## Given instruction
The entries below contain pictures. Retype everything except those pictures, exactly as given.

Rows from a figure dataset
★ ★ ★

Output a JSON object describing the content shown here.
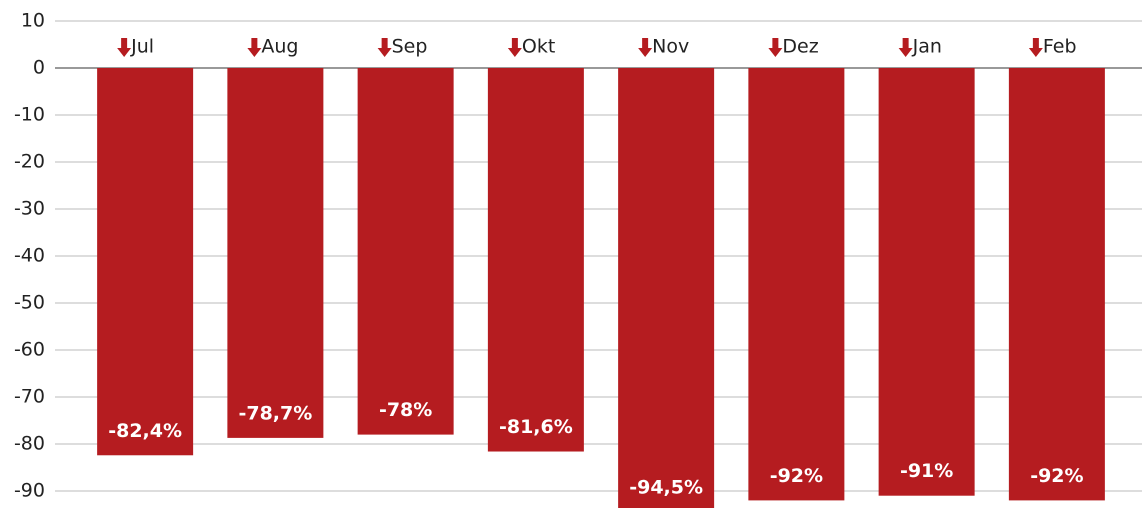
{
  "chart_data": {
    "type": "bar",
    "categories": [
      "Jul",
      "Aug",
      "Sep",
      "Okt",
      "Nov",
      "Dez",
      "Jan",
      "Feb"
    ],
    "values": [
      -82.4,
      -78.7,
      -78,
      -81.6,
      -94.5,
      -92,
      -91,
      -92
    ],
    "value_labels": [
      "-82,4%",
      "-78,7%",
      "-78%",
      "-81,6%",
      "-94,5%",
      "-92%",
      "-91%",
      "-92%"
    ],
    "color": "#b51c20",
    "ylim": [
      -95,
      10
    ],
    "yticks": [
      10,
      0,
      -10,
      -20,
      -30,
      -40,
      -50,
      -60,
      -70,
      -80,
      -90
    ],
    "grid": true
  }
}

★ ★ ★

## Result below
Output a JSON object describing the content shown here.
{
  "chart_data": {
    "type": "bar",
    "categories": [
      "Jul",
      "Aug",
      "Sep",
      "Okt",
      "Nov",
      "Dez",
      "Jan",
      "Feb"
    ],
    "values": [
      -82.4,
      -78.7,
      -78,
      -81.6,
      -94.5,
      -92,
      -91,
      -92
    ],
    "value_labels": [
      "-82,4%",
      "-78,7%",
      "-78%",
      "-81,6%",
      "-94,5%",
      "-92%",
      "-91%",
      "-92%"
    ],
    "color": "#b51c20",
    "ylim": [
      -95,
      10
    ],
    "yticks": [
      10,
      0,
      -10,
      -20,
      -30,
      -40,
      -50,
      -60,
      -70,
      -80,
      -90
    ],
    "grid": true
  }
}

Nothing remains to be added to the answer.